Required work: Tally how many lines hold the string "Core". Your reply should be that number alone.
============
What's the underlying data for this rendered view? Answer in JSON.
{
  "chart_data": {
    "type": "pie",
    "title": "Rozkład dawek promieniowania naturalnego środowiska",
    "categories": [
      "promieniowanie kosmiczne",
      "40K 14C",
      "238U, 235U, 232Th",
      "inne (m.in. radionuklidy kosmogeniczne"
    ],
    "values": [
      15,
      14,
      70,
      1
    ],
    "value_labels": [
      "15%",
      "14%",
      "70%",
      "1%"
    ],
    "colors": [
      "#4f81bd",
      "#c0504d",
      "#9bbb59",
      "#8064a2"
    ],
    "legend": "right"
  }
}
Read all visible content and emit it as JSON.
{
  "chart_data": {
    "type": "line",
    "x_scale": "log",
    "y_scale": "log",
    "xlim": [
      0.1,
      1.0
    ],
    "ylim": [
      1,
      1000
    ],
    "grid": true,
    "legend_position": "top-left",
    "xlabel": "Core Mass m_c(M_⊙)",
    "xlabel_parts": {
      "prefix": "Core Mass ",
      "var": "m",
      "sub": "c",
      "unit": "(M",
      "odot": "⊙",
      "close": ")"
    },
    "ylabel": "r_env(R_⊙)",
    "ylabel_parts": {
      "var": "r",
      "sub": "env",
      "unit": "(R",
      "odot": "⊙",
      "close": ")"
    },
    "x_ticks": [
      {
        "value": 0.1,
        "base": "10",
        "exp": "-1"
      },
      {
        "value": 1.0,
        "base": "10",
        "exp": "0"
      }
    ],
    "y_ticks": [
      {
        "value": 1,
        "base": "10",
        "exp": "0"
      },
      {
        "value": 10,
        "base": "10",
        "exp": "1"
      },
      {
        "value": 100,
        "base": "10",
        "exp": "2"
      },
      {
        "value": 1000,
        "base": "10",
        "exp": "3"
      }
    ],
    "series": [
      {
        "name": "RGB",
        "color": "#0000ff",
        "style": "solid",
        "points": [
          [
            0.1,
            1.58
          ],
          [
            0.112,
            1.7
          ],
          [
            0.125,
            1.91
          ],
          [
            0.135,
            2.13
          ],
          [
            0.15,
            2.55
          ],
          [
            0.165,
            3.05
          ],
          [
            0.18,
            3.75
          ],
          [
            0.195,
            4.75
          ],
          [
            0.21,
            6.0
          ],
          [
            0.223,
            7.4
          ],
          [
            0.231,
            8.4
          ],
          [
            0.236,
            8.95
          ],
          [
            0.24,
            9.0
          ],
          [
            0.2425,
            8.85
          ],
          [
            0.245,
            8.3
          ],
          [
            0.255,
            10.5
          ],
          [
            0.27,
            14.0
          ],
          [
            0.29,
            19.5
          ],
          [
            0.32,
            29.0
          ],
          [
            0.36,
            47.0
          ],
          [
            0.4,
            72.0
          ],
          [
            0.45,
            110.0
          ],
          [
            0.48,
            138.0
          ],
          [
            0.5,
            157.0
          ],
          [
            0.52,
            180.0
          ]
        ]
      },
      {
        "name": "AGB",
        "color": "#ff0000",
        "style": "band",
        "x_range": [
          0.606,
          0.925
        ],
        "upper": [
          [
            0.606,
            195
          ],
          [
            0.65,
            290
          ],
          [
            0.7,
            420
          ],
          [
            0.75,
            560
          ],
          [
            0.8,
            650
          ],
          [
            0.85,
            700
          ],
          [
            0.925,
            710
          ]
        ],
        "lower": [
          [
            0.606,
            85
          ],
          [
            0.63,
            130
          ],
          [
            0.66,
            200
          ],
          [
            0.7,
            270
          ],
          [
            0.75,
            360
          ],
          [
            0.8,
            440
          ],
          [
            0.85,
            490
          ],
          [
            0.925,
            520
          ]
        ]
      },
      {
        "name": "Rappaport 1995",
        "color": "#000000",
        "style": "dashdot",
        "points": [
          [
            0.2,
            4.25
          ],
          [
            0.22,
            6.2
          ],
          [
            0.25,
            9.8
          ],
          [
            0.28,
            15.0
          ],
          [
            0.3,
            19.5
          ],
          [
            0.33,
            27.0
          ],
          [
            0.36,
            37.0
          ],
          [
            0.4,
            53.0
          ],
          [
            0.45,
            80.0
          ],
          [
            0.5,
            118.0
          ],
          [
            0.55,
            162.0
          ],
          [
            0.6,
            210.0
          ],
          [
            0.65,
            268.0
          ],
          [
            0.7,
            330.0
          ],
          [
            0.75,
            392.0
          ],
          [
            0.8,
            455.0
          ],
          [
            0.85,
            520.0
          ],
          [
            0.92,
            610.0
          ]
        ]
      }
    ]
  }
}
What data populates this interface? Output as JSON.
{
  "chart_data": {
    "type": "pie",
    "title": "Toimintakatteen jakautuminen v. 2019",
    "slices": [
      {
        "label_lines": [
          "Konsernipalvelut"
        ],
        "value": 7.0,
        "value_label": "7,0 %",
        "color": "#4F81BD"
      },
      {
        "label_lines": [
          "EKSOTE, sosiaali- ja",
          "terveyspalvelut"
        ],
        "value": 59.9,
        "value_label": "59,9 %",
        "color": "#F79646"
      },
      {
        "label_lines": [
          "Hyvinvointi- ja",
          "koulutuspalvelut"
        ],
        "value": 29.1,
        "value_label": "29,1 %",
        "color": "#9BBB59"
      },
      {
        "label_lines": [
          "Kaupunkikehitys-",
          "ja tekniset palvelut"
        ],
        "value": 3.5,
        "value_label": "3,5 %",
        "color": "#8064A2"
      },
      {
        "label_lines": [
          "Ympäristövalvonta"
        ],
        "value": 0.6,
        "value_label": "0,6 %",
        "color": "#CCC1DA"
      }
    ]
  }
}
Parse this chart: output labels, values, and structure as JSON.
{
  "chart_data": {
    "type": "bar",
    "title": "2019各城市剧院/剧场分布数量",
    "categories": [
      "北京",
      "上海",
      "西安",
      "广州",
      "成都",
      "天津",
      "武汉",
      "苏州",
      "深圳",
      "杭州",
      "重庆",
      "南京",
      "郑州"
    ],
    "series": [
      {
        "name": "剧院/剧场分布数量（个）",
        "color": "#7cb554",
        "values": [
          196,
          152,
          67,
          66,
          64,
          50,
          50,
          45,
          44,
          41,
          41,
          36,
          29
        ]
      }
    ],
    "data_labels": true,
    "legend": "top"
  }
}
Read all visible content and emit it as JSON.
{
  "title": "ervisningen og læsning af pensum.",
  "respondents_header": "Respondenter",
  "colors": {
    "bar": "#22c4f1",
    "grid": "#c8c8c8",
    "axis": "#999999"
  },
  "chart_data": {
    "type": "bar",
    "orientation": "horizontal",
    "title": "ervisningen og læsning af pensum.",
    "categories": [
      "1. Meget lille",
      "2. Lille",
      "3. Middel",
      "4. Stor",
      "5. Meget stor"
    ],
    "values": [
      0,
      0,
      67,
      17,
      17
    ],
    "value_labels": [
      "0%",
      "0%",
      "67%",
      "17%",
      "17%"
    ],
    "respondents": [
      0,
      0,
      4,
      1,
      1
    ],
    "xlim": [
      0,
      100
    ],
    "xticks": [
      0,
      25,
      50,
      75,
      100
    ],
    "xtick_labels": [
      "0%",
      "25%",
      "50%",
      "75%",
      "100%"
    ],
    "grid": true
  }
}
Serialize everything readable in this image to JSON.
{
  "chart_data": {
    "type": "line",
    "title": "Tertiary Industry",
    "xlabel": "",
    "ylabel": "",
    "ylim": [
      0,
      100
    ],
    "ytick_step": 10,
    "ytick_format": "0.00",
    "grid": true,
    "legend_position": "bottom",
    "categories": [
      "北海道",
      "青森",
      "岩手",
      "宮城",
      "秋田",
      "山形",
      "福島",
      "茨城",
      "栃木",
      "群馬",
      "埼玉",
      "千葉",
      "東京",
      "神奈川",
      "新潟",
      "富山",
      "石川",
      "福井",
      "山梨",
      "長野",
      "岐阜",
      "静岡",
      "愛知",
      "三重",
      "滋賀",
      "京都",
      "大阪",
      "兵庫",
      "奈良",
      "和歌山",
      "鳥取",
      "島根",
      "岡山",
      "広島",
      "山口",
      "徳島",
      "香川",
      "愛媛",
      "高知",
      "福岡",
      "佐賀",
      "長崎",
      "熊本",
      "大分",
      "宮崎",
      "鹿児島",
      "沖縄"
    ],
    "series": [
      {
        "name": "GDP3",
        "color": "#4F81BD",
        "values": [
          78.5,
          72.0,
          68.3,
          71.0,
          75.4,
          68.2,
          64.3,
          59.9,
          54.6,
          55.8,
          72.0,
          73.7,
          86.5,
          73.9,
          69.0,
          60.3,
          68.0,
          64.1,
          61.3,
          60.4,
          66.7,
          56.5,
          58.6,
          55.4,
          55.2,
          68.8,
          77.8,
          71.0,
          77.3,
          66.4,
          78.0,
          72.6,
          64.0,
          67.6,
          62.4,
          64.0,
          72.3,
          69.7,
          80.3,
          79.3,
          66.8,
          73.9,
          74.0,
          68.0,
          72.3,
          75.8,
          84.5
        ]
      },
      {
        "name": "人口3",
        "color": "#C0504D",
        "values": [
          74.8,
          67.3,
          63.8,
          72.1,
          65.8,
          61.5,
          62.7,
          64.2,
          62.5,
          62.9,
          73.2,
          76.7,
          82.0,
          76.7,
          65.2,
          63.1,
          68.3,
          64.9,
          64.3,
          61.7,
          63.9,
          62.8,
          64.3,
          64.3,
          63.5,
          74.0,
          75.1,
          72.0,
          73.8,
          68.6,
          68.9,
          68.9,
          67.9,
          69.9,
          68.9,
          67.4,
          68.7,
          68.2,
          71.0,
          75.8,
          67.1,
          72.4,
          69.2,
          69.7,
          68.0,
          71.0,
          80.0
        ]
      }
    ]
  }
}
============
Complete response: 2